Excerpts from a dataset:
= Beginning of Section =

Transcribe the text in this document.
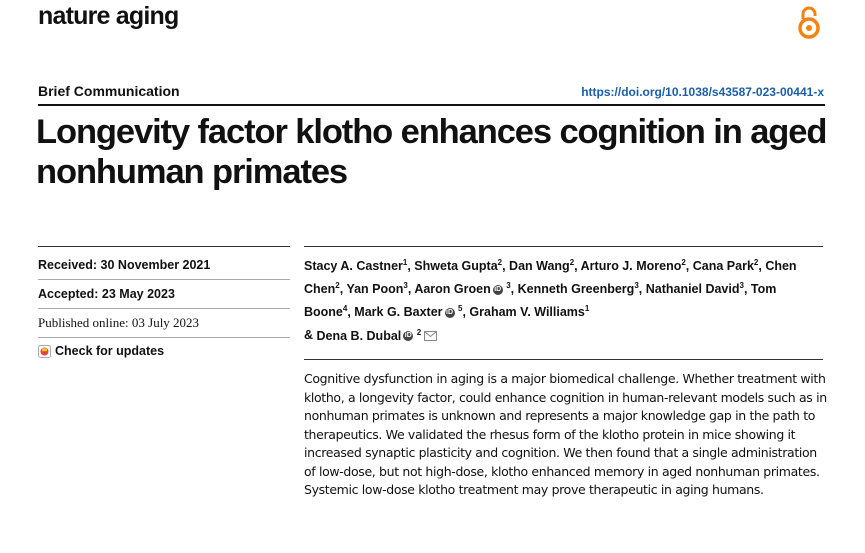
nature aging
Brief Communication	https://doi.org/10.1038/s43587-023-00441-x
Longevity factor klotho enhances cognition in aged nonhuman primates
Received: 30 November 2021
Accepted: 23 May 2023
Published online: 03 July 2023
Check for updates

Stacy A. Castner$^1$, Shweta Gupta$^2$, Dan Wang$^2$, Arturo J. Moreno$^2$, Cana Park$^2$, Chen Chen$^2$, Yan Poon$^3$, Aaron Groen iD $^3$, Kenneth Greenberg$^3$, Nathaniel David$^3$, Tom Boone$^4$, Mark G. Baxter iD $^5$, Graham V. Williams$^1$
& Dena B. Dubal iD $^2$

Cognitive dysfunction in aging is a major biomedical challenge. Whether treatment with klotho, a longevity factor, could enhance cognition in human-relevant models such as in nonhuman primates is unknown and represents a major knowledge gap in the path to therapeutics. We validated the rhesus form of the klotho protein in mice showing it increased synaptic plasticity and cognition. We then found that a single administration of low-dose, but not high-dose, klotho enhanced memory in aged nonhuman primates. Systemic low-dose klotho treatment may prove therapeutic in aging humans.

= End of Section =
= Beginning of Section =

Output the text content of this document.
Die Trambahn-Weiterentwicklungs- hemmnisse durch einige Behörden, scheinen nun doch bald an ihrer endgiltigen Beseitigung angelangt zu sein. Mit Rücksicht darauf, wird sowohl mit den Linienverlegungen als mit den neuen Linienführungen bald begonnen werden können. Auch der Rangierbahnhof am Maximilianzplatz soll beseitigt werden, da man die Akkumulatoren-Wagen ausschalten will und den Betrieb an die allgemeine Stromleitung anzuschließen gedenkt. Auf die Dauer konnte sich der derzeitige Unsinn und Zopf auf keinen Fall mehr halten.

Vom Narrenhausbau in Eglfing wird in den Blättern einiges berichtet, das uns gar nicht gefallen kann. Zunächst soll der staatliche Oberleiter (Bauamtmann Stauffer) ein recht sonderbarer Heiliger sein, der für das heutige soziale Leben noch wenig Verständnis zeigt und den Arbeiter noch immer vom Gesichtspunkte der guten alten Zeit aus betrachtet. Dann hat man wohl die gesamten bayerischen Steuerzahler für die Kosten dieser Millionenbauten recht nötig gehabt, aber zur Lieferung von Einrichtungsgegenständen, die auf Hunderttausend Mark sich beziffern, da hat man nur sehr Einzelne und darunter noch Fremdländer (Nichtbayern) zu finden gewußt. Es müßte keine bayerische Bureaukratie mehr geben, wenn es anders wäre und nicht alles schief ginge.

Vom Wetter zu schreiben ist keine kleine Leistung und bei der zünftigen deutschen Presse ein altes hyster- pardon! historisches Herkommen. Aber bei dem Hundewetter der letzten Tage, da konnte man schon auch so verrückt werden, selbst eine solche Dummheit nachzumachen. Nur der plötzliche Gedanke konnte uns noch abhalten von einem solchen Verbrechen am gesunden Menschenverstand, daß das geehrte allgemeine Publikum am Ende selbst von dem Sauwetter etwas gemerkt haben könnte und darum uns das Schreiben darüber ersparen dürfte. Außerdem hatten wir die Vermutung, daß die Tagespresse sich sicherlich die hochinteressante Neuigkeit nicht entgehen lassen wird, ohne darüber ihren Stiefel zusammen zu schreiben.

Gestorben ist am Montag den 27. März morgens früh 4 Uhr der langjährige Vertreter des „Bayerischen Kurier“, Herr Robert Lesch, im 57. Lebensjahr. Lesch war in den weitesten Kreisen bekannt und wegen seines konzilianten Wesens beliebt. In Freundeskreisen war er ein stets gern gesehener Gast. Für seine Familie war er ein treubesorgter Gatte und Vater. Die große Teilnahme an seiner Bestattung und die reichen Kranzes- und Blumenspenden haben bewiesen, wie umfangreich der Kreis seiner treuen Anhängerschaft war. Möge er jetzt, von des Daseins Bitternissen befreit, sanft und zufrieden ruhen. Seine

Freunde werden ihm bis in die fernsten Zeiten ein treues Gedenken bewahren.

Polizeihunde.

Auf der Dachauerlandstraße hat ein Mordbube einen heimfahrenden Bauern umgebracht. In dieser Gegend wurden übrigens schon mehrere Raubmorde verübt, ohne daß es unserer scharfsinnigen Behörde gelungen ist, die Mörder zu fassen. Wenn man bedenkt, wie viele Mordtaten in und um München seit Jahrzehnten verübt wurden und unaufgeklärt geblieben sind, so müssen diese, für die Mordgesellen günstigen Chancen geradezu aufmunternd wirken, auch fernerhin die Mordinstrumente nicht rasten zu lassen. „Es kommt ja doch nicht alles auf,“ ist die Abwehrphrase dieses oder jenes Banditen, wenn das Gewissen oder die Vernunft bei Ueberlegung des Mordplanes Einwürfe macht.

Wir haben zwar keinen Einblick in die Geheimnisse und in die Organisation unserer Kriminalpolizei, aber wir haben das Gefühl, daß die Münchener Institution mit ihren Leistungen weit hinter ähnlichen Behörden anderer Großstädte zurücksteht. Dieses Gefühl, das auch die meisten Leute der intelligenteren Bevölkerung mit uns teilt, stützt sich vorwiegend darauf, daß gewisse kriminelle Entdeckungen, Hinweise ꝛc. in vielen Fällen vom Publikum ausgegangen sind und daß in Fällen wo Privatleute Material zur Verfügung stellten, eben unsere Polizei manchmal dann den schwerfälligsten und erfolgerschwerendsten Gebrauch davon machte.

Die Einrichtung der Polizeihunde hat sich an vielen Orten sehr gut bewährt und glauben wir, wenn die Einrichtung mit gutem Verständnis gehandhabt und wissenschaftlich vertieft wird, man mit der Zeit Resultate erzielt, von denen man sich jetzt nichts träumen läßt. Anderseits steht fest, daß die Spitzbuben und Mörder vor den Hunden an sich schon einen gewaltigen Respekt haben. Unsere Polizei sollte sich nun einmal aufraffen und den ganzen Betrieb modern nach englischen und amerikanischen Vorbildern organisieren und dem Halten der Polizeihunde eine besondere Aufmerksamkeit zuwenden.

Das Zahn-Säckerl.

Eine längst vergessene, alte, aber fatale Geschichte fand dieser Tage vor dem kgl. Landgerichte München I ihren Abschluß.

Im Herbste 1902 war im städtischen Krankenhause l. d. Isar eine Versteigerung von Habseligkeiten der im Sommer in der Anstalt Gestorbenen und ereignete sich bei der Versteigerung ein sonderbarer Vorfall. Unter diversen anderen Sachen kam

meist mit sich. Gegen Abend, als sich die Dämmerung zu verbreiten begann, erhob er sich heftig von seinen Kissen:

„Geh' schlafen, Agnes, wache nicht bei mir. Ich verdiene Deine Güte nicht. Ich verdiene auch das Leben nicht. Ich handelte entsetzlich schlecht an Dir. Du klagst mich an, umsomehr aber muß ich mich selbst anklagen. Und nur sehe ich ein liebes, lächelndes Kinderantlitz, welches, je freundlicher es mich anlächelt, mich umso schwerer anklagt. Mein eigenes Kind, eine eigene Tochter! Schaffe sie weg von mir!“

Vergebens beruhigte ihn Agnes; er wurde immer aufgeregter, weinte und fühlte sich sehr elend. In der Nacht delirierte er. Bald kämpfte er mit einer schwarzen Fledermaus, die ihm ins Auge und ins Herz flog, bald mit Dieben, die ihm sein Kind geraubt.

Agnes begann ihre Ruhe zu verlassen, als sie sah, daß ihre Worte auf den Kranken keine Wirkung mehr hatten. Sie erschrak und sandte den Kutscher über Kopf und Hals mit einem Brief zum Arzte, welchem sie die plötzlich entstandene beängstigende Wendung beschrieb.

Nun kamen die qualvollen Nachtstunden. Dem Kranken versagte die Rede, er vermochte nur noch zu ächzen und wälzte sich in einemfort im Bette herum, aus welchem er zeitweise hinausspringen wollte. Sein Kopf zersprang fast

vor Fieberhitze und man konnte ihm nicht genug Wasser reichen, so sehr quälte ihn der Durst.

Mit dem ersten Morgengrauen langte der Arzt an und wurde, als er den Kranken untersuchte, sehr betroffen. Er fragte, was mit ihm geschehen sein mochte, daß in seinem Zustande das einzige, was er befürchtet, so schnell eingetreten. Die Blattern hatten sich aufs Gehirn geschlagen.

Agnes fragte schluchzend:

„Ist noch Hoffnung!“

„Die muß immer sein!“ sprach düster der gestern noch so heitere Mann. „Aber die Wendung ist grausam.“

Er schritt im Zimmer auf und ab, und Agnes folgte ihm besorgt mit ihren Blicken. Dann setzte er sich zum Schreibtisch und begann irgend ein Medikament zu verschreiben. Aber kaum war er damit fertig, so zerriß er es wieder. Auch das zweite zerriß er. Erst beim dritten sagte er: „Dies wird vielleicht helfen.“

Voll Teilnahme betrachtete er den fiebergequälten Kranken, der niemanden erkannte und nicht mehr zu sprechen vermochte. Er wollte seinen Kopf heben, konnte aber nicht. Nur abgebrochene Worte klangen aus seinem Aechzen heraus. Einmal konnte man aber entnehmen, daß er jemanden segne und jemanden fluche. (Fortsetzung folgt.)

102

= End of Section =

● **Your objective**
Copy out every line of the data where the word "this" occurs.

● **Task result**
Transcribe the text in this document.
Output the text content of this document.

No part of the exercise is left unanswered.